**REQUIRED WORK:** Will you transcribe the entries that follow, exactly and in full?

Data records
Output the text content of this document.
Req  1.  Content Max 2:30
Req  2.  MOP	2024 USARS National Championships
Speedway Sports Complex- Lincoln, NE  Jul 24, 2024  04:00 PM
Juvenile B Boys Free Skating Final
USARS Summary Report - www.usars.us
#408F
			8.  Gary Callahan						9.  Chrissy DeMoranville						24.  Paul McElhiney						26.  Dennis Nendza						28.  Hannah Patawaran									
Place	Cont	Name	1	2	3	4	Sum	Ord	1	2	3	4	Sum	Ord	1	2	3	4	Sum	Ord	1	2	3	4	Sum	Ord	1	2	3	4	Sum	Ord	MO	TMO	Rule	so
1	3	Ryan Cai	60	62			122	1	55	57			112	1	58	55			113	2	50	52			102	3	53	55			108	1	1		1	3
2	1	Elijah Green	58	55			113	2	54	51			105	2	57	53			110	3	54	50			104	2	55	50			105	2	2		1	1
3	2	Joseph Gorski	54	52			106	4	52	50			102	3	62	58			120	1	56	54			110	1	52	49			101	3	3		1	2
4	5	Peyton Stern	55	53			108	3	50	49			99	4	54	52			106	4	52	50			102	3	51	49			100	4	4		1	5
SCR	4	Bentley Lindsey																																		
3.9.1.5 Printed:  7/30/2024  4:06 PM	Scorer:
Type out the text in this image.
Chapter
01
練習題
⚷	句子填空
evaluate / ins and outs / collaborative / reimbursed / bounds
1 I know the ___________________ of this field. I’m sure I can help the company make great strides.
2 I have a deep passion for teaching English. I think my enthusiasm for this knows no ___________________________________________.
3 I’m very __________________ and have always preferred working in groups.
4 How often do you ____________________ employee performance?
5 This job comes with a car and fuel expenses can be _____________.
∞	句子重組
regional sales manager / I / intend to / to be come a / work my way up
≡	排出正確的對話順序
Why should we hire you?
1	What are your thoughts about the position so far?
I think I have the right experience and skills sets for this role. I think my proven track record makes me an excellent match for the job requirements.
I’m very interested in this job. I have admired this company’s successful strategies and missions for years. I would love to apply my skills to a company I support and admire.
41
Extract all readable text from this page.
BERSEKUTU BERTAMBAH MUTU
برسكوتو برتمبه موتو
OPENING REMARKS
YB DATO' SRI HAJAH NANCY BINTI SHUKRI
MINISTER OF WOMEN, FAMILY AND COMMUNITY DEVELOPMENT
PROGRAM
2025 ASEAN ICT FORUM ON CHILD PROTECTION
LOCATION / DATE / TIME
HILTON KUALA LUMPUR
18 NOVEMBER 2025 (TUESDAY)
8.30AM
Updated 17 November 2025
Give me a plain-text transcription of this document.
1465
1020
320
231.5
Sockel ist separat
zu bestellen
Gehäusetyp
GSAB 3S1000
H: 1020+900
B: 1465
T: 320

**OUTPUT OF THE TASK:**
Output the text content of this document.
Req  1.  Content Max 2:30
Req  2.  MOP	2024 USARS National Championships
Speedway Sports Complex- Lincoln, NE  Jul 24, 2024  04:00 PM
Juvenile B Boys Free Skating Final
USARS Summary Report - www.usars.us
#408F
			8.  Gary Callahan						9.  Chrissy DeMoranville						24.  Paul McElhiney						26.  Dennis Nendza						28.  Hannah Patawaran									
Place	Cont	Name	1	2	3	4	Sum	Ord	1	2	3	4	Sum	Ord	1	2	3	4	Sum	Ord	1	2	3	4	Sum	Ord	1	2	3	4	Sum	Ord	MO	TMO	Rule	so
1	3	Ryan Cai	60	62			122	1	55	57			112	1	58	55			113	2	50	52			102	3	53	55			108	1	1		1	3
2	1	Elijah Green	58	55			113	2	54	51			105	2	57	53			110	3	54	50			104	2	55	50			105	2	2		1	1
3	2	Joseph Gorski	54	52			106	4	52	50			102	3	62	58			120	1	56	54			110	1	52	49			101	3	3		1	2
4	5	Peyton Stern	55	53			108	3	50	49			99	4	54	52			106	4	52	50			102	3	51	49			100	4	4		1	5
SCR	4	Bentley Lindsey																																		
3.9.1.5 Printed:  7/30/2024  4:06 PM	Scorer:
Type out the text in this image.
Chapter
01
練習題
⚷	句子填空
evaluate / ins and outs / collaborative / reimbursed / bounds
1 I know the ___________________ of this field. I’m sure I can help the company make great strides.
2 I have a deep passion for teaching English. I think my enthusiasm for this knows no ___________________________________________.
3 I’m very __________________ and have always preferred working in groups.
4 How often do you ____________________ employee performance?
5 This job comes with a car and fuel expenses can be _____________.
∞	句子重組
regional sales manager / I / intend to / to be come a / work my way up
≡	排出正確的對話順序
Why should we hire you?
1	What are your thoughts about the position so far?
I think I have the right experience and skills sets for this role. I think my proven track record makes me an excellent match for the job requirements.
I’m very interested in this job. I have admired this company’s successful strategies and missions for years. I would love to apply my skills to a company I support and admire.
41
Extract all readable text from this page.
BERSEKUTU BERTAMBAH MUTU
برسكوتو برتمبه موتو
OPENING REMARKS
YB DATO' SRI HAJAH NANCY BINTI SHUKRI
MINISTER OF WOMEN, FAMILY AND COMMUNITY DEVELOPMENT
PROGRAM
2025 ASEAN ICT FORUM ON CHILD PROTECTION
LOCATION / DATE / TIME
HILTON KUALA LUMPUR
18 NOVEMBER 2025 (TUESDAY)
8.30AM
Updated 17 November 2025
Give me a plain-text transcription of this document.
1465
1020
320
231.5
Sockel ist separat
zu bestellen
Gehäusetyp
GSAB 3S1000
H: 1020+900
B: 1465
T: 320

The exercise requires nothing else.